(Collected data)
+-------+

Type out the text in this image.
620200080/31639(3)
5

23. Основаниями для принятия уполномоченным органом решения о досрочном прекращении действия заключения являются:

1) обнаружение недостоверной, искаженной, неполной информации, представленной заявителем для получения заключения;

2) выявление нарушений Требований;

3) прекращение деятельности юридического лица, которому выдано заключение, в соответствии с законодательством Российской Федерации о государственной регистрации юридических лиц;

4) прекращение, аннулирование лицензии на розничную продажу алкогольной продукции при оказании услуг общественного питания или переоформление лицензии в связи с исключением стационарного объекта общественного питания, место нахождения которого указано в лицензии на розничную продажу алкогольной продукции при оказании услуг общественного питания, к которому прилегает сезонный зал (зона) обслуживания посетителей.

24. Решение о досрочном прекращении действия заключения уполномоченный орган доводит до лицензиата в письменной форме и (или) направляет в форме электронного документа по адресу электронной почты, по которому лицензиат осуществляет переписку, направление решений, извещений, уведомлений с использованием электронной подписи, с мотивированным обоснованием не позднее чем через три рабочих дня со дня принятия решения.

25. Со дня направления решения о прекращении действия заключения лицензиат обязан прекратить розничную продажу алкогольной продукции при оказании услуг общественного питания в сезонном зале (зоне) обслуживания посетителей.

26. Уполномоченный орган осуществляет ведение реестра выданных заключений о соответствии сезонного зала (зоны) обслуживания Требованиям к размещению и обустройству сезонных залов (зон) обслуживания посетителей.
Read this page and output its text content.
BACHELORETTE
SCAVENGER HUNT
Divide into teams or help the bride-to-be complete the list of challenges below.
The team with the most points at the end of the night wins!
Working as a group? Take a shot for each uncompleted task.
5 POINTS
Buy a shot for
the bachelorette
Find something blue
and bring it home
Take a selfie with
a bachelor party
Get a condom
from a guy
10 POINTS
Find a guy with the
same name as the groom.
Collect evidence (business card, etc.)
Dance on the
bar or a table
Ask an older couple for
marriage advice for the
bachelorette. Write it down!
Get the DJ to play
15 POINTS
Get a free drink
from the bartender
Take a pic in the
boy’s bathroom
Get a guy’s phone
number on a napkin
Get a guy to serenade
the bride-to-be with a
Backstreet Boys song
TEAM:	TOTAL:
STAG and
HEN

+-------+

**TASK INSTRUCTIONS:** The answer is a single number, the count of lines in the records that contain the string "text".

**FINAL ANSWER:** 2